Work to be completed.
The listing must be reproduced in full, exactly as it stands.

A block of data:
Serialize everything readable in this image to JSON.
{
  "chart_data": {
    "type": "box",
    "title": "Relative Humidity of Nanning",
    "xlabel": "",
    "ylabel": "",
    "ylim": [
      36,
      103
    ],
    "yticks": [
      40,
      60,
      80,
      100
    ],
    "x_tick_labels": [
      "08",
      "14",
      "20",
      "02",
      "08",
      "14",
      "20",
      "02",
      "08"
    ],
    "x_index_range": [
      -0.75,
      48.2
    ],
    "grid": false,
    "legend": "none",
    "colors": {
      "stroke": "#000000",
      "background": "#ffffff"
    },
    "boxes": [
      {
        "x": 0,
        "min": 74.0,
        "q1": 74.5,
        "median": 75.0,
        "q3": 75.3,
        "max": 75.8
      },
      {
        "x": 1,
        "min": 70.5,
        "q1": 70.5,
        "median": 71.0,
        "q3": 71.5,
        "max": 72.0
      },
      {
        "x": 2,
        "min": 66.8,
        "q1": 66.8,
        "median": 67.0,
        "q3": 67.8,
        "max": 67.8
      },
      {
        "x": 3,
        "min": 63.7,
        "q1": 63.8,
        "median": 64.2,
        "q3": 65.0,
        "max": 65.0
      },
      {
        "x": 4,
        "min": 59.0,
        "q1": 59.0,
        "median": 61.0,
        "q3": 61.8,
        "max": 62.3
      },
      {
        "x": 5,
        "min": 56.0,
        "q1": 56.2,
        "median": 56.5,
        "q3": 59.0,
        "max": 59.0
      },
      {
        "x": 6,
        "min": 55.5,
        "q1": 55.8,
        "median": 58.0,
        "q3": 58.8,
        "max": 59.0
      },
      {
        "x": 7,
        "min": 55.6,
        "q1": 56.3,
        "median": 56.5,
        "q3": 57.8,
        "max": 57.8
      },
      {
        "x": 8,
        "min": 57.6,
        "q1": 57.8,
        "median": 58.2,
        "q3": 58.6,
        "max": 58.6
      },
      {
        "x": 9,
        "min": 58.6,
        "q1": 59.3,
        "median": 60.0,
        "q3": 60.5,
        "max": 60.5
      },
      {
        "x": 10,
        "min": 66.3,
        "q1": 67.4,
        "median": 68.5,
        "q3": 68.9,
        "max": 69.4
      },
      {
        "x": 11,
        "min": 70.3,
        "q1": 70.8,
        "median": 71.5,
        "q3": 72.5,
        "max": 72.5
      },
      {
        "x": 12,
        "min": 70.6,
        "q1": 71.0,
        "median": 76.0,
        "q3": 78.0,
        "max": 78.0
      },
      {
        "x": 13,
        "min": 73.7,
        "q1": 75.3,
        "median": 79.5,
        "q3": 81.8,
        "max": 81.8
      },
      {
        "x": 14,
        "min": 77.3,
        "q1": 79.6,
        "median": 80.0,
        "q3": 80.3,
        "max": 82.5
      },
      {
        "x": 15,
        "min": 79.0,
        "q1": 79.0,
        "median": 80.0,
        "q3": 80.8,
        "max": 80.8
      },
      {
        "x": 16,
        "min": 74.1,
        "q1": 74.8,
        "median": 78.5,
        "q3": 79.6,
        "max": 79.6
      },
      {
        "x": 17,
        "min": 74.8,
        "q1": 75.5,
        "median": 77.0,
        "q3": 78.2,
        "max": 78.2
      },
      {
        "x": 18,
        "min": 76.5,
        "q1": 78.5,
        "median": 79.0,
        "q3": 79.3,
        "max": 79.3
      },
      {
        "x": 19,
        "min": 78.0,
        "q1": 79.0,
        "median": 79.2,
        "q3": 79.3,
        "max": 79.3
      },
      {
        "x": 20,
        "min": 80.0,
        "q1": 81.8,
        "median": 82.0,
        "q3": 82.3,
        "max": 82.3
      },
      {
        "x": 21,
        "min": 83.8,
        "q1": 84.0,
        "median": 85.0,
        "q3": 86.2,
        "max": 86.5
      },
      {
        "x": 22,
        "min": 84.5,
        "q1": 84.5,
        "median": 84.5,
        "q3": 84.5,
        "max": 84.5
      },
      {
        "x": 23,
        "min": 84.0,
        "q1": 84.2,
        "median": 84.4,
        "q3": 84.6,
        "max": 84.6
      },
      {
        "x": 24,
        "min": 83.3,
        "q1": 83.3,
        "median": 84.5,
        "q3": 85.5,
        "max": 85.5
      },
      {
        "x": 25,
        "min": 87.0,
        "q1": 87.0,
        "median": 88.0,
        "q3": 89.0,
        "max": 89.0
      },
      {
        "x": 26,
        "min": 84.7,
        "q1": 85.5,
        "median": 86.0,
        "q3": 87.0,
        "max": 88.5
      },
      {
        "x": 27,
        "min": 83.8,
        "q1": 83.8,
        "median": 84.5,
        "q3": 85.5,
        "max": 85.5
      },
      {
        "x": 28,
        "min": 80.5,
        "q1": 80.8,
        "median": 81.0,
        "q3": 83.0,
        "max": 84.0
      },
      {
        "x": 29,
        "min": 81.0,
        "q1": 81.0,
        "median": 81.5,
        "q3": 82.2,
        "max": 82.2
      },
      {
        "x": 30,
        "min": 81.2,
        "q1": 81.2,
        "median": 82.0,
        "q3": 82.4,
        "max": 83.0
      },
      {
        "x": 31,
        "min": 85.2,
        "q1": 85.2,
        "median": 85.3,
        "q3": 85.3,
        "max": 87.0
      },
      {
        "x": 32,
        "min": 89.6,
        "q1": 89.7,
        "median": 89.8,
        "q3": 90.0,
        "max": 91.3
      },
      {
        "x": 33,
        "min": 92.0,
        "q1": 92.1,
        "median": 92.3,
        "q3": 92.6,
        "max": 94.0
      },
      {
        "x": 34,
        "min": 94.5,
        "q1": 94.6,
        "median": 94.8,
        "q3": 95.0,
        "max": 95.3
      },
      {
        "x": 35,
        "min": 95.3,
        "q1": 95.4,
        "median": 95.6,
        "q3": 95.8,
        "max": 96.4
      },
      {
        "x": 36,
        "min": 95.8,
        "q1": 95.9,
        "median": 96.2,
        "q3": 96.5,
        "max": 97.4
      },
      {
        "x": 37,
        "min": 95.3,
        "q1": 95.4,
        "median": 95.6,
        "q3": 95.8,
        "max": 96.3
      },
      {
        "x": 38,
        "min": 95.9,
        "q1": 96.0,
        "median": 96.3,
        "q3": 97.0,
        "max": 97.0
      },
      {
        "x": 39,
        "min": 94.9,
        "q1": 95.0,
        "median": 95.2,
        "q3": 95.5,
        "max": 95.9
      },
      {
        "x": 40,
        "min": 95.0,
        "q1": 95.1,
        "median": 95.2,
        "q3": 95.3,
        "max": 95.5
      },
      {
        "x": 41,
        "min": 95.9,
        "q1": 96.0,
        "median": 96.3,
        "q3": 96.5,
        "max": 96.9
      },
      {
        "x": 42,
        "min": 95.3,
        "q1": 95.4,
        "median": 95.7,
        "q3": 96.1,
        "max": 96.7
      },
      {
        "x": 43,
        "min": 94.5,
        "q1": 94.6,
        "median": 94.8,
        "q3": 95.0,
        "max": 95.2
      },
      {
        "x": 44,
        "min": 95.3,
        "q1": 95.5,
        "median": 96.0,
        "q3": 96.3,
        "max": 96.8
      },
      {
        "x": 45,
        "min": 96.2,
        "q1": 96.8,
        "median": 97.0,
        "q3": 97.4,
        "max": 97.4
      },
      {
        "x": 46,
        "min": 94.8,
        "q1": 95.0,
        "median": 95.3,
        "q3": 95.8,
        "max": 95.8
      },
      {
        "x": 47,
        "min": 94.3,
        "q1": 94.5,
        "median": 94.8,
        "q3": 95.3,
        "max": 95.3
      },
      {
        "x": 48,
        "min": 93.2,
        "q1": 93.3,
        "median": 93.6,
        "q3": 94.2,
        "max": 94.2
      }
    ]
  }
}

Result of this task.
Serialize everything readable in this image to JSON.
{
  "chart_data": {
    "type": "box",
    "title": "Relative Humidity of Nanning",
    "xlabel": "",
    "ylabel": "",
    "ylim": [
      36,
      103
    ],
    "yticks": [
      40,
      60,
      80,
      100
    ],
    "x_tick_labels": [
      "08",
      "14",
      "20",
      "02",
      "08",
      "14",
      "20",
      "02",
      "08"
    ],
    "x_index_range": [
      -0.75,
      48.2
    ],
    "grid": false,
    "legend": "none",
    "colors": {
      "stroke": "#000000",
      "background": "#ffffff"
    },
    "boxes": [
      {
        "x": 0,
        "min": 74.0,
        "q1": 74.5,
        "median": 75.0,
        "q3": 75.3,
        "max": 75.8
      },
      {
        "x": 1,
        "min": 70.5,
        "q1": 70.5,
        "median": 71.0,
        "q3": 71.5,
        "max": 72.0
      },
      {
        "x": 2,
        "min": 66.8,
        "q1": 66.8,
        "median": 67.0,
        "q3": 67.8,
        "max": 67.8
      },
      {
        "x": 3,
        "min": 63.7,
        "q1": 63.8,
        "median": 64.2,
        "q3": 65.0,
        "max": 65.0
      },
      {
        "x": 4,
        "min": 59.0,
        "q1": 59.0,
        "median": 61.0,
        "q3": 61.8,
        "max": 62.3
      },
      {
        "x": 5,
        "min": 56.0,
        "q1": 56.2,
        "median": 56.5,
        "q3": 59.0,
        "max": 59.0
      },
      {
        "x": 6,
        "min": 55.5,
        "q1": 55.8,
        "median": 58.0,
        "q3": 58.8,
        "max": 59.0
      },
      {
        "x": 7,
        "min": 55.6,
        "q1": 56.3,
        "median": 56.5,
        "q3": 57.8,
        "max": 57.8
      },
      {
        "x": 8,
        "min": 57.6,
        "q1": 57.8,
        "median": 58.2,
        "q3": 58.6,
        "max": 58.6
      },
      {
        "x": 9,
        "min": 58.6,
        "q1": 59.3,
        "median": 60.0,
        "q3": 60.5,
        "max": 60.5
      },
      {
        "x": 10,
        "min": 66.3,
        "q1": 67.4,
        "median": 68.5,
        "q3": 68.9,
        "max": 69.4
      },
      {
        "x": 11,
        "min": 70.3,
        "q1": 70.8,
        "median": 71.5,
        "q3": 72.5,
        "max": 72.5
      },
      {
        "x": 12,
        "min": 70.6,
        "q1": 71.0,
        "median": 76.0,
        "q3": 78.0,
        "max": 78.0
      },
      {
        "x": 13,
        "min": 73.7,
        "q1": 75.3,
        "median": 79.5,
        "q3": 81.8,
        "max": 81.8
      },
      {
        "x": 14,
        "min": 77.3,
        "q1": 79.6,
        "median": 80.0,
        "q3": 80.3,
        "max": 82.5
      },
      {
        "x": 15,
        "min": 79.0,
        "q1": 79.0,
        "median": 80.0,
        "q3": 80.8,
        "max": 80.8
      },
      {
        "x": 16,
        "min": 74.1,
        "q1": 74.8,
        "median": 78.5,
        "q3": 79.6,
        "max": 79.6
      },
      {
        "x": 17,
        "min": 74.8,
        "q1": 75.5,
        "median": 77.0,
        "q3": 78.2,
        "max": 78.2
      },
      {
        "x": 18,
        "min": 76.5,
        "q1": 78.5,
        "median": 79.0,
        "q3": 79.3,
        "max": 79.3
      },
      {
        "x": 19,
        "min": 78.0,
        "q1": 79.0,
        "median": 79.2,
        "q3": 79.3,
        "max": 79.3
      },
      {
        "x": 20,
        "min": 80.0,
        "q1": 81.8,
        "median": 82.0,
        "q3": 82.3,
        "max": 82.3
      },
      {
        "x": 21,
        "min": 83.8,
        "q1": 84.0,
        "median": 85.0,
        "q3": 86.2,
        "max": 86.5
      },
      {
        "x": 22,
        "min": 84.5,
        "q1": 84.5,
        "median": 84.5,
        "q3": 84.5,
        "max": 84.5
      },
      {
        "x": 23,
        "min": 84.0,
        "q1": 84.2,
        "median": 84.4,
        "q3": 84.6,
        "max": 84.6
      },
      {
        "x": 24,
        "min": 83.3,
        "q1": 83.3,
        "median": 84.5,
        "q3": 85.5,
        "max": 85.5
      },
      {
        "x": 25,
        "min": 87.0,
        "q1": 87.0,
        "median": 88.0,
        "q3": 89.0,
        "max": 89.0
      },
      {
        "x": 26,
        "min": 84.7,
        "q1": 85.5,
        "median": 86.0,
        "q3": 87.0,
        "max": 88.5
      },
      {
        "x": 27,
        "min": 83.8,
        "q1": 83.8,
        "median": 84.5,
        "q3": 85.5,
        "max": 85.5
      },
      {
        "x": 28,
        "min": 80.5,
        "q1": 80.8,
        "median": 81.0,
        "q3": 83.0,
        "max": 84.0
      },
      {
        "x": 29,
        "min": 81.0,
        "q1": 81.0,
        "median": 81.5,
        "q3": 82.2,
        "max": 82.2
      },
      {
        "x": 30,
        "min": 81.2,
        "q1": 81.2,
        "median": 82.0,
        "q3": 82.4,
        "max": 83.0
      },
      {
        "x": 31,
        "min": 85.2,
        "q1": 85.2,
        "median": 85.3,
        "q3": 85.3,
        "max": 87.0
      },
      {
        "x": 32,
        "min": 89.6,
        "q1": 89.7,
        "median": 89.8,
        "q3": 90.0,
        "max": 91.3
      },
      {
        "x": 33,
        "min": 92.0,
        "q1": 92.1,
        "median": 92.3,
        "q3": 92.6,
        "max": 94.0
      },
      {
        "x": 34,
        "min": 94.5,
        "q1": 94.6,
        "median": 94.8,
        "q3": 95.0,
        "max": 95.3
      },
      {
        "x": 35,
        "min": 95.3,
        "q1": 95.4,
        "median": 95.6,
        "q3": 95.8,
        "max": 96.4
      },
      {
        "x": 36,
        "min": 95.8,
        "q1": 95.9,
        "median": 96.2,
        "q3": 96.5,
        "max": 97.4
      },
      {
        "x": 37,
        "min": 95.3,
        "q1": 95.4,
        "median": 95.6,
        "q3": 95.8,
        "max": 96.3
      },
      {
        "x": 38,
        "min": 95.9,
        "q1": 96.0,
        "median": 96.3,
        "q3": 97.0,
        "max": 97.0
      },
      {
        "x": 39,
        "min": 94.9,
        "q1": 95.0,
        "median": 95.2,
        "q3": 95.5,
        "max": 95.9
      },
      {
        "x": 40,
        "min": 95.0,
        "q1": 95.1,
        "median": 95.2,
        "q3": 95.3,
        "max": 95.5
      },
      {
        "x": 41,
        "min": 95.9,
        "q1": 96.0,
        "median": 96.3,
        "q3": 96.5,
        "max": 96.9
      },
      {
        "x": 42,
        "min": 95.3,
        "q1": 95.4,
        "median": 95.7,
        "q3": 96.1,
        "max": 96.7
      },
      {
        "x": 43,
        "min": 94.5,
        "q1": 94.6,
        "median": 94.8,
        "q3": 95.0,
        "max": 95.2
      },
      {
        "x": 44,
        "min": 95.3,
        "q1": 95.5,
        "median": 96.0,
        "q3": 96.3,
        "max": 96.8
      },
      {
        "x": 45,
        "min": 96.2,
        "q1": 96.8,
        "median": 97.0,
        "q3": 97.4,
        "max": 97.4
      },
      {
        "x": 46,
        "min": 94.8,
        "q1": 95.0,
        "median": 95.3,
        "q3": 95.8,
        "max": 95.8
      },
      {
        "x": 47,
        "min": 94.3,
        "q1": 94.5,
        "median": 94.8,
        "q3": 95.3,
        "max": 95.3
      },
      {
        "x": 48,
        "min": 93.2,
        "q1": 93.3,
        "median": 93.6,
        "q3": 94.2,
        "max": 94.2
      }
    ]
  }
}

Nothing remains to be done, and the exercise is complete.